-- start Document excerpt --

Prediction of melting properties
One of the main challenges in employing ML techniques for DES research is the perceived scarcity of extensive datasets, especially those relating to SLE phase diagrams. This perception largely arises from an approach that views DESs as a novel class of compounds, rather than as mixtures. When building ML models tailored to DESs, researchers have often depended on training data sourced solely from previous DES-specific studies, which are relatively limited. In contrast, the melting curves in SLE phase diagrams can be charted individually for each component. Thus, the associated melting properties, \({T}_{m,i}\) and \({Δ }_{fus}{H}_{i}\), can be predicted using ML models trained on datasets of pure compounds, which are abundantly available in the literature20,21.
Figure 1a–c shows parity plots of the training and test data of three ML models developed in this study: random forest (RF); extreme gradient boosting (XGB); and multilayer perceptron (MLP), to predict the \({T}_{m,i}\) parameter. All these models demonstrated a robust learning ability using the prescribed melting point dataset, as evidenced by the low root mean square error (RMSE) and high coefficient of determination (R2) values. For the training data, XGB recorded the smallest RMSE value (0.71 K), followed by RF (14.67 K) and MLP (36.16 K). A similar trend emerged for the R2 values: XGB (1.0) > RF (0.98) > MLP (0.85). When evaluating the test data, all the models consistently gave low RMSE (≈ 40 K) values and high R2 (≈ 0.83) figures, indicating their good predictive ability. Cross-validation analysis further substantiated the reliability of the RF and XGB models, both returning RMSE and R2 scores of 40 K and 0.82, respectively (Fig. S2a,b). For the MLP model, a sharp decline in the loss function throughout the learning history suggested a swift adaptation to data patterns (Fig. S2c). These superior evaluation scores across the board indicated the aptness of the selected dataset, molecular descriptor, and model design, supporting their validity for use in predicting the melting points of novel or uncharted compounds.
Figure 1e–g shows parity plots of ML models designed to predict the \({Δ }_{fus}{H}_{i}\) parameter. In training data performance, XGB had the best performance with RMSE = 0.35 kJ mol− 1 and R2 = 1.0, then RF (RMSE = 1.92 kJ mol− 1, R2 = 0.98) and MLP (RMSE = 4.55 kJ mol− 1, R2 = 0.89). However, this order shifted when evaluating the test data: RF (RMSE = 4.96 kJ mol− 1, R2 = 0.84); followed closely by MLP (RMSE = 5.40 kJ mol− 1, R2 = 0.81); and XGB (RMSE = 5.71 kJ mol− 1, R2 = 0.79). Notably, the performance of RF and XGB was similar based on cross-validation analysis, while MLP demonstrated a rapid data learning ability (Fig. S2e–g). Given the outstanding results across all the models, there exists the potential to confidently predict the fusion enthalpy of novel or as-yet-unstudied compounds.

-- end Document excerpt --
-- start Source material --

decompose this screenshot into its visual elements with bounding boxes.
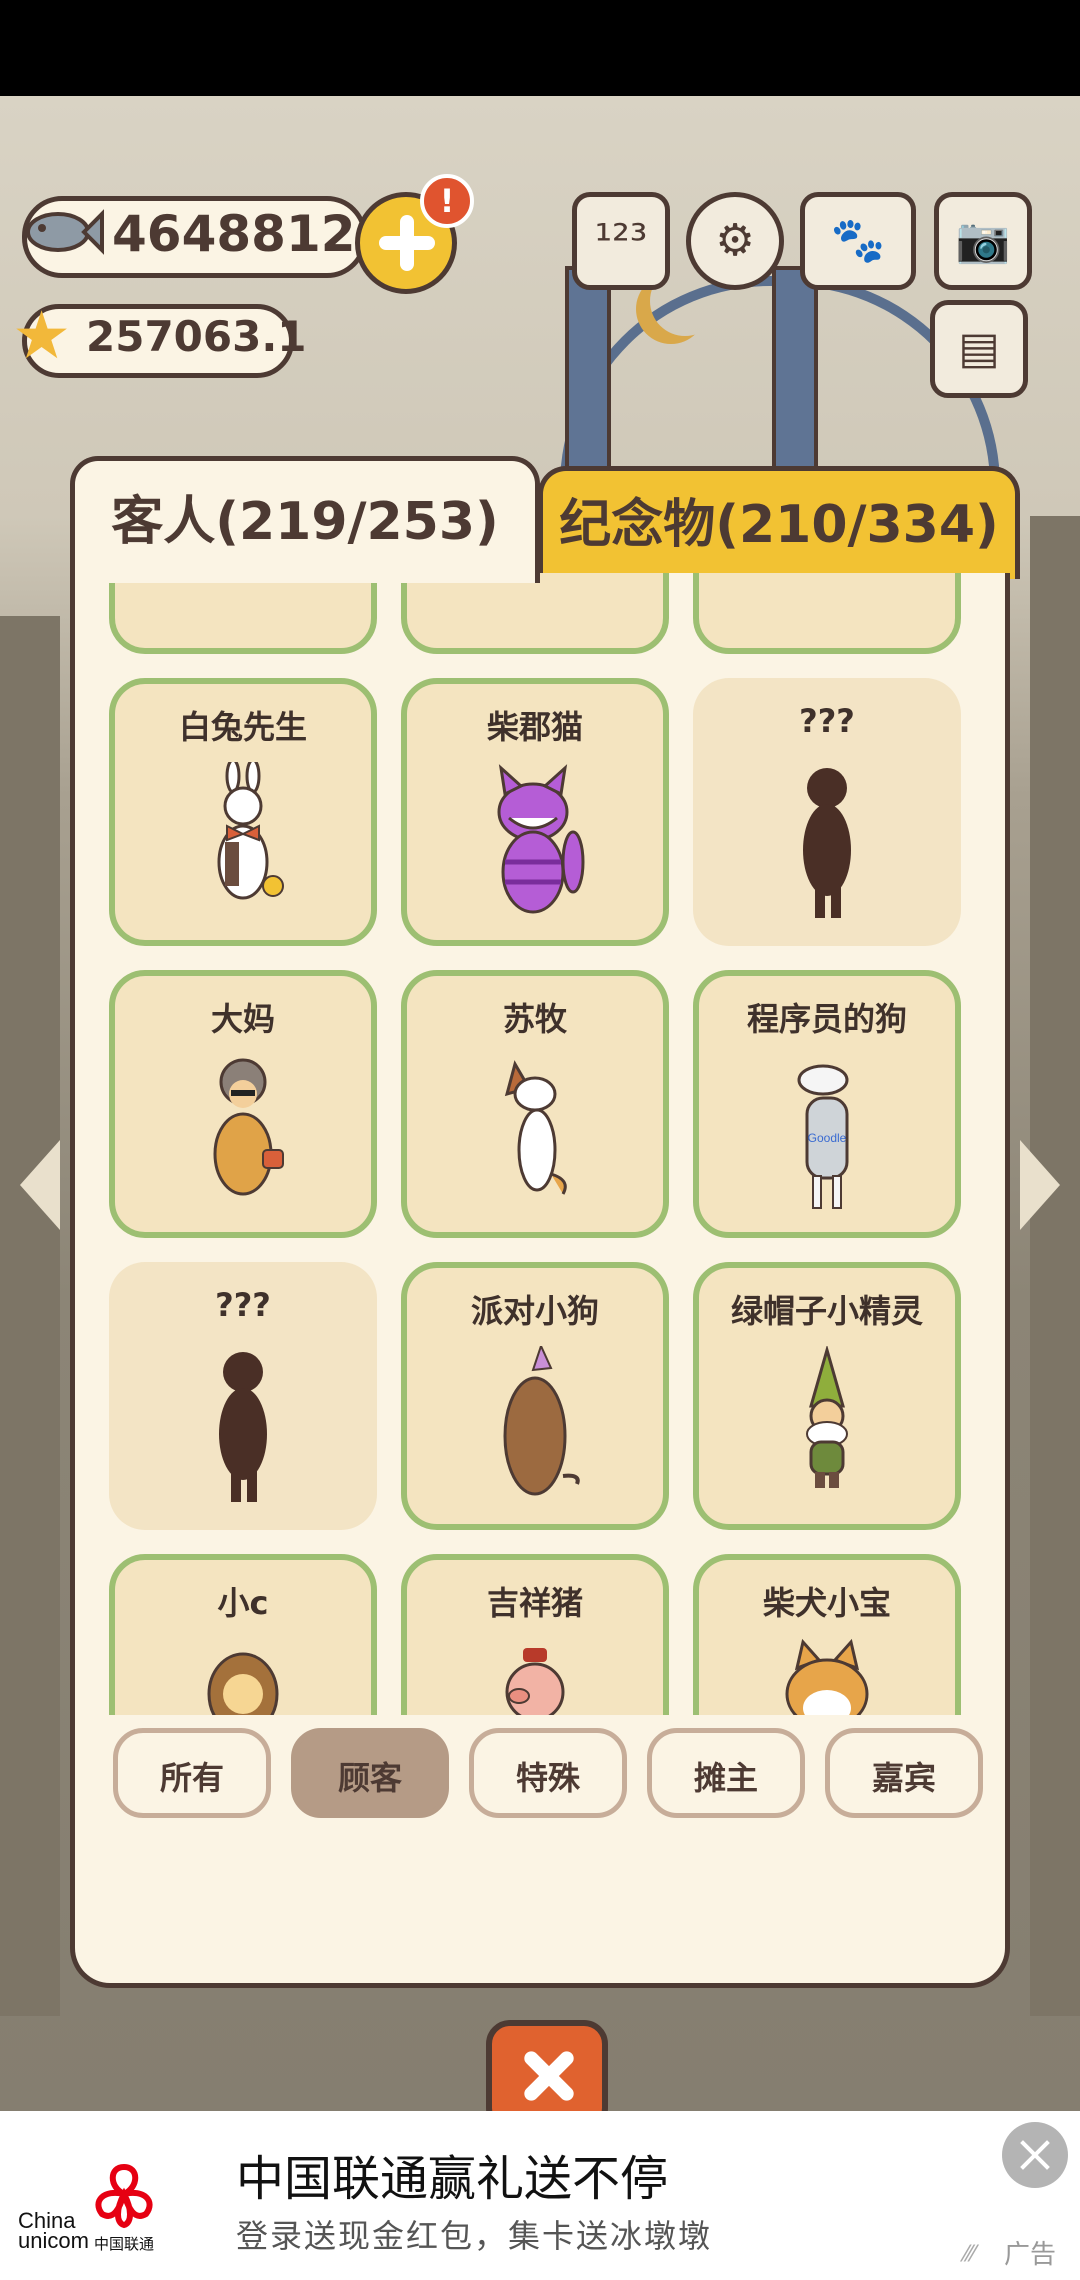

-- end Source material --

Instruction A: List the machine learning models that the melting-property excerpt describes.
Instruction B: Extend the melting-property excerpt with further text that picks up after its final sentence.
The data has nothing to do with the melting-property text.

Expected answer A: random forest (RF), extreme gradient boosting (XGB), multilayer perceptron (MLP)

Expected answer B:
Traditionally, mixtures comprising a hydrogen-bond acceptor (HBA) and a hydrogen-bond donor (HBD) have been considered to be likely candidates for forming a DES. Thus, we identified 60 potential HBAs and 50 potential HBDs. The names and simplified molecular-input line-entry system (SMILES) representations of these compounds can be found in Table S1. Our selection of HBAs contained both strong (phosphine oxide, sulfinyl, and urea) and weaker (thiourea) HBA groups, with varied alkyl chain lengths, for a systematic study. The HBDs were largely natural organic compounds, including amino acids, sugars, and fatty acids. Merging these 60 HBAs with the 50 HBDs yielded a total of 3,000 possible mixtures. It was anticipated that most of these combinations would result in the formation of type V DES, i.e., DESs obtained from the mixtures of non-ionic compounds22–24.
Figure 1g,h shows the predictions for the \({T}_{m,i}\) and \({Δ }_{fus}{H}_{i}\) values using RF, XGB, and MLP models. A discernible trend in the melting point and fusion enthalpy values was evident for the HBAs (compounds 1–60). This trend was aligned with the length of the alkyl chains in each group, specifically, longer alkyl chains corresponded to higher \({T}_{m,i}\) and \({Δ }_{fus}{H}_{i}\) values. This observation was in accordance with basic chemistry principles, indicating the ML models were likely to predict the real values. In contrast, for the HBDs (compounds 61–110), a clear trend was not observed, likely because the chosen HBD structures were not systematically selected. Moreover, the predicted \({T}_{m,i}\) and \({Δ }_{fus}{H}_{i}\) values from each of the RF, XGB, and MLP models largely coincided, as evidenced by the frequent overlaps in the scatterplots. This convergence further bolstered our confidence in the ML predictions. Because of the consistent performance of the model across different datasets and evaluative methods, we opted to use the RF model to derive the \({T}_{m,i}\) and \({Δ }_{fus}{H}_{i}\) values.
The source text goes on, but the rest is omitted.